## GIVEN EXERCISE:
Lift out each line of the data that holds "JSON".

## TASK MATERIAL:
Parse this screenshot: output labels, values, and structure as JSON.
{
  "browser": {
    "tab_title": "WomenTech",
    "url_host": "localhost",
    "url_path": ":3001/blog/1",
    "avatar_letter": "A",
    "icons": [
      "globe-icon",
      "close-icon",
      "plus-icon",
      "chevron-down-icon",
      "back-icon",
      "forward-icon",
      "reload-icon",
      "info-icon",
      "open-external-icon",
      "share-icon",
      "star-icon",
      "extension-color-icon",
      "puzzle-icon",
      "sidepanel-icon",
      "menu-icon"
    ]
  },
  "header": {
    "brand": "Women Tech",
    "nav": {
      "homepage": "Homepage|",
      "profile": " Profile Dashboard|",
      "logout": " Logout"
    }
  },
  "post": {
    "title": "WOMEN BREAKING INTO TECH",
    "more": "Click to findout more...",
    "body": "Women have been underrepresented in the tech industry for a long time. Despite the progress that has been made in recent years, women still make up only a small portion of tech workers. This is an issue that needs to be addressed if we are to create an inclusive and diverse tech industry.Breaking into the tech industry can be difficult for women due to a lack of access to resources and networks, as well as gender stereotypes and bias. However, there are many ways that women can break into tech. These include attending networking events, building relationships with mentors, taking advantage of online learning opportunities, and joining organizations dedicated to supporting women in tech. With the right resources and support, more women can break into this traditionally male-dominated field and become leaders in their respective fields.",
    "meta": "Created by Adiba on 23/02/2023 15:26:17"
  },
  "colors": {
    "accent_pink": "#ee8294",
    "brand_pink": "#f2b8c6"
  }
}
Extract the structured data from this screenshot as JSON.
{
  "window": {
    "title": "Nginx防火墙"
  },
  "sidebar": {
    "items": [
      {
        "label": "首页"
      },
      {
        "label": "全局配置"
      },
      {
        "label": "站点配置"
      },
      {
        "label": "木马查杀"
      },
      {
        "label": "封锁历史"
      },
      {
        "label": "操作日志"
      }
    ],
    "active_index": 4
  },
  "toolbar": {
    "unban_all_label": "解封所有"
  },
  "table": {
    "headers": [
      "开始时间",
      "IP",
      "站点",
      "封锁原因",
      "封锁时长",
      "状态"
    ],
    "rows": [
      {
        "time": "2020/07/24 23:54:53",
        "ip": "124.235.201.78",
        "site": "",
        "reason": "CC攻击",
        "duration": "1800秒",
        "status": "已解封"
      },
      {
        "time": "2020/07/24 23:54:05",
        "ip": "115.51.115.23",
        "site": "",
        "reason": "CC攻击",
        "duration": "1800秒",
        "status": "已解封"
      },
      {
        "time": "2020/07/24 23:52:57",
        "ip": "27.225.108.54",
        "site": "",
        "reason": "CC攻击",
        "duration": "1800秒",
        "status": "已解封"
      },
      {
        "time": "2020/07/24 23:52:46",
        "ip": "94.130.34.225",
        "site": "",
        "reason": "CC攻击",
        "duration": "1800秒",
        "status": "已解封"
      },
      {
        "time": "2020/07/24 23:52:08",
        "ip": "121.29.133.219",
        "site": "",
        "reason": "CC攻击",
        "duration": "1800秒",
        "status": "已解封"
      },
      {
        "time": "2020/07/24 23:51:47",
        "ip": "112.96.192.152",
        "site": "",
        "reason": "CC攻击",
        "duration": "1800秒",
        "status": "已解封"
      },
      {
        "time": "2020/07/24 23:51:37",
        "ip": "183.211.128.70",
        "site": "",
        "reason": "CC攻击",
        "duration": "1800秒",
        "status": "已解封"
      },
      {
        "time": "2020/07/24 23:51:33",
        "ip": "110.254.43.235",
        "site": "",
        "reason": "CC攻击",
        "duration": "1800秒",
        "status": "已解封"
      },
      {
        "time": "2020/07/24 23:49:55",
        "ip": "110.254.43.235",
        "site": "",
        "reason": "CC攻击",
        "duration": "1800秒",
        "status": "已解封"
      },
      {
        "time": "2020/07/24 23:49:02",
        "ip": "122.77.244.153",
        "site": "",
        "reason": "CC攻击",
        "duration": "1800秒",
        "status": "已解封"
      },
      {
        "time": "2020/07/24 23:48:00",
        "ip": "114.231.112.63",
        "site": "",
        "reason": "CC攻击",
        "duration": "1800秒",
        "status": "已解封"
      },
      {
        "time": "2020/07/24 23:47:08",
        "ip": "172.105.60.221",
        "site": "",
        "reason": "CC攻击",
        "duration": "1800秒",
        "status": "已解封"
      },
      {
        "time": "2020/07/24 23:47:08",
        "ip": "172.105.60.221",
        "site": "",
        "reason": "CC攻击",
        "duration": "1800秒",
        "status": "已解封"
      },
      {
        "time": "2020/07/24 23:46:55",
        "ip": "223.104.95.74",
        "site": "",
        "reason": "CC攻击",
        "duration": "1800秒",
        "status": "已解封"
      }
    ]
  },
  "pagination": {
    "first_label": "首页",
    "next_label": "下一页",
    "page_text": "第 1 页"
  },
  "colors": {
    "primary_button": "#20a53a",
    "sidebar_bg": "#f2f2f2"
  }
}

## ANSWER TO THIS TASK:
Parse this screenshot: output labels, values, and structure as JSON.
Extract the structured data from this screenshot as JSON.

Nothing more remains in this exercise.